Problem requirements – Identify the lines that contain the word "name", then copy them.
┌────────
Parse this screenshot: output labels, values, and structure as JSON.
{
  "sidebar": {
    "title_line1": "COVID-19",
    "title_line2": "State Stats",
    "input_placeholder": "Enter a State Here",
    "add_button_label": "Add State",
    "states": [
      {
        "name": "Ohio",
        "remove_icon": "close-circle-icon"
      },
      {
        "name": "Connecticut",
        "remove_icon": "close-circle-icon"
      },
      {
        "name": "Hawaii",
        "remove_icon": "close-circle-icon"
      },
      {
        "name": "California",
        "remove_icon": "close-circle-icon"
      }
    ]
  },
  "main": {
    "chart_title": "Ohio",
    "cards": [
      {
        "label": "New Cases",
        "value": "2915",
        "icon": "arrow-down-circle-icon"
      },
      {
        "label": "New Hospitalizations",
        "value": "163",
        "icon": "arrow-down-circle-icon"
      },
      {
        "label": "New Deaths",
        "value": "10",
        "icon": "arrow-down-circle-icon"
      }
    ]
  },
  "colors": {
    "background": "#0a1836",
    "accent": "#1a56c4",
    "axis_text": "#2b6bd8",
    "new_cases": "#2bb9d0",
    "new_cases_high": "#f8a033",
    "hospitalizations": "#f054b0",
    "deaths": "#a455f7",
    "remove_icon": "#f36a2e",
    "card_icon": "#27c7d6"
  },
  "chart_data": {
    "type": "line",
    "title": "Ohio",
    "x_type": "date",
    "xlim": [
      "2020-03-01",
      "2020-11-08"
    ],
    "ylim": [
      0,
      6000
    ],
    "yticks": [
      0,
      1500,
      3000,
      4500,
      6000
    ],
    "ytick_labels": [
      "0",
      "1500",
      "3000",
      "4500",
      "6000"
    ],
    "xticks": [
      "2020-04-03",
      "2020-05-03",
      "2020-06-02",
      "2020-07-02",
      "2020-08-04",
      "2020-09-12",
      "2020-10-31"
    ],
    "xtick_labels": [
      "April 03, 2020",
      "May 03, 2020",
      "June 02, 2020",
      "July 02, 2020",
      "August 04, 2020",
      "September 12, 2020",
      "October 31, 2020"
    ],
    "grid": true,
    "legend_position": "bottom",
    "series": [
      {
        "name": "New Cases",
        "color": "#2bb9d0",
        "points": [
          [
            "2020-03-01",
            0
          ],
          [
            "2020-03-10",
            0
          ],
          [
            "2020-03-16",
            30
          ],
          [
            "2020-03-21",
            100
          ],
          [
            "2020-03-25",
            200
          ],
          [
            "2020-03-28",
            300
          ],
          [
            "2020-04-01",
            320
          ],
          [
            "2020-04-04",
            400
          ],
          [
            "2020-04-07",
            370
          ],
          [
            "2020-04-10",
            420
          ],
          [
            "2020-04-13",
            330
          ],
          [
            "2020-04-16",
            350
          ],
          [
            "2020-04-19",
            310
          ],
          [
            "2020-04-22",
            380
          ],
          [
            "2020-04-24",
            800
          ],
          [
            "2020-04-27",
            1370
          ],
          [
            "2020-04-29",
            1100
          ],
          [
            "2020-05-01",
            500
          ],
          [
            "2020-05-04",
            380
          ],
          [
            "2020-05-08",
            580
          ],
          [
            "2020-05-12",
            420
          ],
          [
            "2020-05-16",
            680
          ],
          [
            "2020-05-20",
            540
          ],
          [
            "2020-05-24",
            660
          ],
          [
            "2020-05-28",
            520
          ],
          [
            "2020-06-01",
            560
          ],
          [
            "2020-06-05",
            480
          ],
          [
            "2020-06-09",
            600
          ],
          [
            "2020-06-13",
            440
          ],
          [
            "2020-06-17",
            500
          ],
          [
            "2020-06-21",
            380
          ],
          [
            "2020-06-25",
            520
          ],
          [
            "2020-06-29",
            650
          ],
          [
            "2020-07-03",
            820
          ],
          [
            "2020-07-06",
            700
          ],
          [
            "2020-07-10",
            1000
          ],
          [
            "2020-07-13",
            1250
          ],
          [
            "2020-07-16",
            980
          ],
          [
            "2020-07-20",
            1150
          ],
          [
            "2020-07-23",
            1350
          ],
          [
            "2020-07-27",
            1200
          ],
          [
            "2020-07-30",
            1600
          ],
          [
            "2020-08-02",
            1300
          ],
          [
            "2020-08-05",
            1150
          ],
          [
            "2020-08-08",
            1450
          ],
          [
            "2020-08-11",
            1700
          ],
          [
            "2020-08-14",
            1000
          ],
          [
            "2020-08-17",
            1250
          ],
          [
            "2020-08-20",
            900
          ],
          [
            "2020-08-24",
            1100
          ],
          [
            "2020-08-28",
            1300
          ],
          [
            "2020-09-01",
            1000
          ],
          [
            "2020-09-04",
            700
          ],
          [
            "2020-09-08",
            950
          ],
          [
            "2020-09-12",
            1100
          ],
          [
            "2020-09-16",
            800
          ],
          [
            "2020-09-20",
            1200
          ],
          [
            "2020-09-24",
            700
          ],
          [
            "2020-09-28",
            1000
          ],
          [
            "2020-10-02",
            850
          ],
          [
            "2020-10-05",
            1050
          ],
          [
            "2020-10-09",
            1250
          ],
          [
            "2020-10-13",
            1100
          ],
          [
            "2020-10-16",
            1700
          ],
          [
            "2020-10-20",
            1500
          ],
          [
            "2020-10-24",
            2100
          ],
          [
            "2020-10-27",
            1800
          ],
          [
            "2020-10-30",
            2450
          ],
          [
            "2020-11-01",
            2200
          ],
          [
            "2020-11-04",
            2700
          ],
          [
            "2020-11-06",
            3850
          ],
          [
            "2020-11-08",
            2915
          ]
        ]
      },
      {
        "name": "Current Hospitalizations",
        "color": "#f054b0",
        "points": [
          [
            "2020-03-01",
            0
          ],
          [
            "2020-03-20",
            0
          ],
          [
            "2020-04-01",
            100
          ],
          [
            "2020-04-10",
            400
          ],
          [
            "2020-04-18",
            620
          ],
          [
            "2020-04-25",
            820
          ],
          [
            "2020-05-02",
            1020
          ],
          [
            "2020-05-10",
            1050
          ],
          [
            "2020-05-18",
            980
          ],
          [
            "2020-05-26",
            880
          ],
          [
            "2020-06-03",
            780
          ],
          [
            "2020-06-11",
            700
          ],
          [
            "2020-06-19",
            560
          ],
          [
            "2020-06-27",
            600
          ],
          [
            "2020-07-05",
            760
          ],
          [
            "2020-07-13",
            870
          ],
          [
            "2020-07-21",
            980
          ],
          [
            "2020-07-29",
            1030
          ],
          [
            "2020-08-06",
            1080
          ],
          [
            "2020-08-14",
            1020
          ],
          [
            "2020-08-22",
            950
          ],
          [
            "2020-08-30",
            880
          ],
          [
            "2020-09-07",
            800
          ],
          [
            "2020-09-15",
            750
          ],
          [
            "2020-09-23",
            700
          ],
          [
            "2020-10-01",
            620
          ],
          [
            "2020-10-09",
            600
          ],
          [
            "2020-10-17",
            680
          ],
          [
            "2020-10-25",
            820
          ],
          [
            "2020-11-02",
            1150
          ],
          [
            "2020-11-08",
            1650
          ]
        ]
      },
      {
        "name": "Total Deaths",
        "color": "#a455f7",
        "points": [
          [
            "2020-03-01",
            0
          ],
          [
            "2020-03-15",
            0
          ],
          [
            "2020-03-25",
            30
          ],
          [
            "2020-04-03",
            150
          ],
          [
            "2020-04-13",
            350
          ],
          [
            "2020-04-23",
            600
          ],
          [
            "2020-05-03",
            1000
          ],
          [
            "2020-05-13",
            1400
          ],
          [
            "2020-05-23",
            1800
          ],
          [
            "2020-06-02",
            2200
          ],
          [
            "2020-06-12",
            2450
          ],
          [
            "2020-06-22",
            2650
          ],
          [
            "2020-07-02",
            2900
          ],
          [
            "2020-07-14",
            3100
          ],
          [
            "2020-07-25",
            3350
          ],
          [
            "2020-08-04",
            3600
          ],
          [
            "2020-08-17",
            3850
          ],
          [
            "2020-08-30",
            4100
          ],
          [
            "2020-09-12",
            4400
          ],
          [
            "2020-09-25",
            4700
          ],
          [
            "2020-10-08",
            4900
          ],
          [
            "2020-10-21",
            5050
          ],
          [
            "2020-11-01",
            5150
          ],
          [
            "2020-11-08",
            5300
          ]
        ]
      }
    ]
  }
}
└────────
Expected answer –
        "name": "Ohio",
        "name": "Connecticut",
        "name": "Hawaii",
        "name": "California",
        "name": "New Cases",
        "name": "Current Hospitalizations",
        "name": "Total Deaths",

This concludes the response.